> [WHAT TO PRODUCE]:
Keep only the lines that hold the string "vénéré", filtering out the rest of the entries below.

>> begin RECORD EXTRACTS

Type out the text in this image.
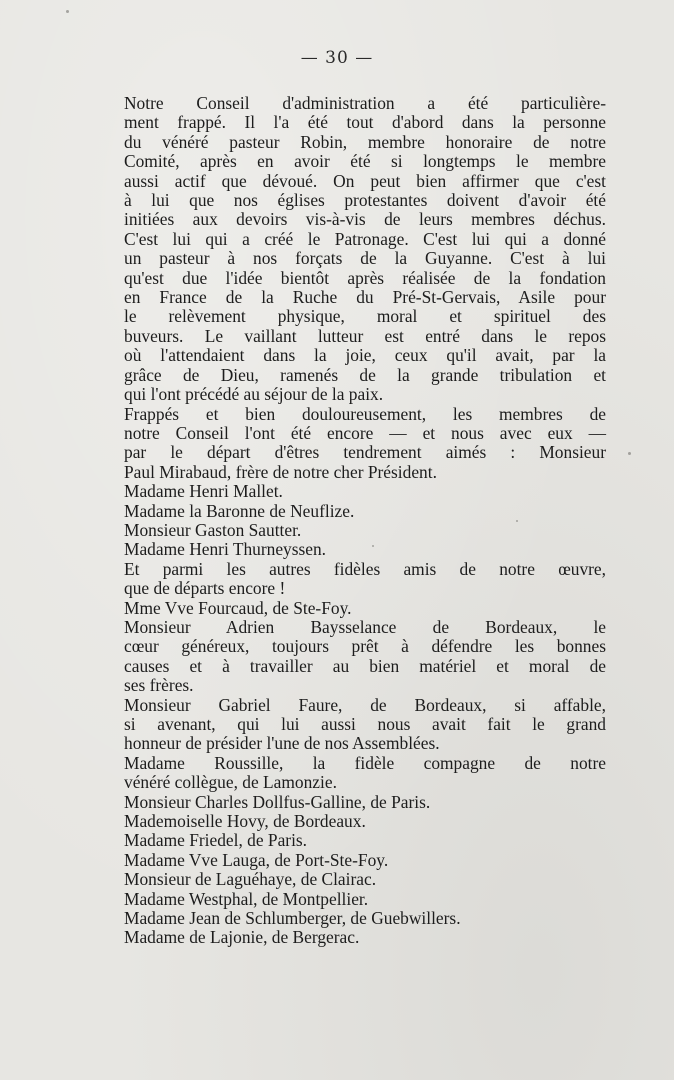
— 30 —
Notre Conseil d'administration a été particulière-
ment frappé. Il l'a été tout d'abord dans la personne
du vénéré pasteur Robin, membre honoraire de notre
Comité, après en avoir été si longtemps le membre
aussi actif que dévoué. On peut bien affirmer que c'est
à lui que nos églises protestantes doivent d'avoir été
initiées aux devoirs vis-à-vis de leurs membres déchus.
C'est lui qui a créé le Patronage. C'est lui qui a donné
un pasteur à nos forçats de la Guyanne. C'est à lui
qu'est due l'idée bientôt après réalisée de la fondation
en France de la Ruche du Pré-St-Gervais, Asile pour
le relèvement physique, moral et spirituel des
buveurs. Le vaillant lutteur est entré dans le repos
où l'attendaient dans la joie, ceux qu'il avait, par la
grâce de Dieu, ramenés de la grande tribulation et
qui l'ont précédé au séjour de la paix.
Frappés et bien douloureusement, les membres de
notre Conseil l'ont été encore — et nous avec eux —
par le départ d'êtres tendrement aimés : Monsieur
Paul Mirabaud, frère de notre cher Président.
Madame Henri Mallet.
Madame la Baronne de Neuflize.
Monsieur Gaston Sautter.
Madame Henri Thurneyssen.
Et parmi les autres fidèles amis de notre œuvre,
que de départs encore !
Mme Vve Fourcaud, de Ste-Foy.
Monsieur Adrien Baysselance de Bordeaux, le
cœur généreux, toujours prêt à défendre les bonnes
causes et à travailler au bien matériel et moral de
ses frères.
Monsieur Gabriel Faure, de Bordeaux, si affable,
si avenant, qui lui aussi nous avait fait le grand
honneur de présider l'une de nos Assemblées.
Madame Roussille, la fidèle compagne de notre
vénéré collègue, de Lamonzie.
Monsieur Charles Dollfus-Galline, de Paris.
Mademoiselle Hovy, de Bordeaux.
Madame Friedel, de Paris.
Madame Vve Lauga, de Port-Ste-Foy.
Monsieur de Laguéhaye, de Clairac.
Madame Westphal, de Montpellier.
Madame Jean de Schlumberger, de Guebwillers.
Madame de Lajonie, de Bergerac.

>> end RECORD EXTRACTS

> [EXERCISE RESPONSE]:
du vénéré pasteur Robin, membre honoraire de notre
vénéré collègue, de Lamonzie.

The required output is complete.